● Your goal
The records that follow must be repeated verbatim, every one of them.

● Data to use
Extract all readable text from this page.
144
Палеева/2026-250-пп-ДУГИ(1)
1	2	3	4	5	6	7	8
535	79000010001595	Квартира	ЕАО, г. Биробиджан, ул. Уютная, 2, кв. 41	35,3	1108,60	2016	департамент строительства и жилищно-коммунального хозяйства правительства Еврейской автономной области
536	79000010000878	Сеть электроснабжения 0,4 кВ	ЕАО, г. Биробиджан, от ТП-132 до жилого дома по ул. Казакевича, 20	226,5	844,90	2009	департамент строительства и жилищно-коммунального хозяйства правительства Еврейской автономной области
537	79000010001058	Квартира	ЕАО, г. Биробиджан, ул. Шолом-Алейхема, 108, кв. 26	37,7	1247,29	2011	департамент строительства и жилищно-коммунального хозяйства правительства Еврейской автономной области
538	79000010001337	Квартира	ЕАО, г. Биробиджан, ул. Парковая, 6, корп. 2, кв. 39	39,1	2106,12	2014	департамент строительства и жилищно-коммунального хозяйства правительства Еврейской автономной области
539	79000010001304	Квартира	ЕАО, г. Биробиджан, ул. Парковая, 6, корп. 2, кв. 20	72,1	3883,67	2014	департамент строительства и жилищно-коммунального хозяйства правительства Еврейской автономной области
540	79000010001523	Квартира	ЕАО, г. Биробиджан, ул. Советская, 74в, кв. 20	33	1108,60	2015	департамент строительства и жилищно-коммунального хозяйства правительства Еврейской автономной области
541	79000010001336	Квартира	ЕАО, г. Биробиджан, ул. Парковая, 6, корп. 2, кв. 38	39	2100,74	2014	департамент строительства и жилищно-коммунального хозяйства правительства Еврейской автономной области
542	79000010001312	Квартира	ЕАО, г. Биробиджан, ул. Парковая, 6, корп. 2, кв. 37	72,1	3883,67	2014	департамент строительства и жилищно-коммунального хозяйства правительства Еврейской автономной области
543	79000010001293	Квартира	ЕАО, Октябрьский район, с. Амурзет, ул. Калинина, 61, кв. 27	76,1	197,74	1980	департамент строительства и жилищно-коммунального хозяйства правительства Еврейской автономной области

● The output
Extract all readable text from this page.
144
Палеева/2026-250-пп-ДУГИ(1)
1	2	3	4	5	6	7	8
535	79000010001595	Квартира	ЕАО, г. Биробиджан, ул. Уютная, 2, кв. 41	35,3	1108,60	2016	департамент строительства и жилищно-коммунального хозяйства правительства Еврейской автономной области
536	79000010000878	Сеть электроснабжения 0,4 кВ	ЕАО, г. Биробиджан, от ТП-132 до жилого дома по ул. Казакевича, 20	226,5	844,90	2009	департамент строительства и жилищно-коммунального хозяйства правительства Еврейской автономной области
537	79000010001058	Квартира	ЕАО, г. Биробиджан, ул. Шолом-Алейхема, 108, кв. 26	37,7	1247,29	2011	департамент строительства и жилищно-коммунального хозяйства правительства Еврейской автономной области
538	79000010001337	Квартира	ЕАО, г. Биробиджан, ул. Парковая, 6, корп. 2, кв. 39	39,1	2106,12	2014	департамент строительства и жилищно-коммунального хозяйства правительства Еврейской автономной области
539	79000010001304	Квартира	ЕАО, г. Биробиджан, ул. Парковая, 6, корп. 2, кв. 20	72,1	3883,67	2014	департамент строительства и жилищно-коммунального хозяйства правительства Еврейской автономной области
540	79000010001523	Квартира	ЕАО, г. Биробиджан, ул. Советская, 74в, кв. 20	33	1108,60	2015	департамент строительства и жилищно-коммунального хозяйства правительства Еврейской автономной области
541	79000010001336	Квартира	ЕАО, г. Биробиджан, ул. Парковая, 6, корп. 2, кв. 38	39	2100,74	2014	департамент строительства и жилищно-коммунального хозяйства правительства Еврейской автономной области
542	79000010001312	Квартира	ЕАО, г. Биробиджан, ул. Парковая, 6, корп. 2, кв. 37	72,1	3883,67	2014	департамент строительства и жилищно-коммунального хозяйства правительства Еврейской автономной области
543	79000010001293	Квартира	ЕАО, Октябрьский район, с. Амурзет, ул. Калинина, 61, кв. 27	76,1	197,74	1980	департамент строительства и жилищно-коммунального хозяйства правительства Еврейской автономной области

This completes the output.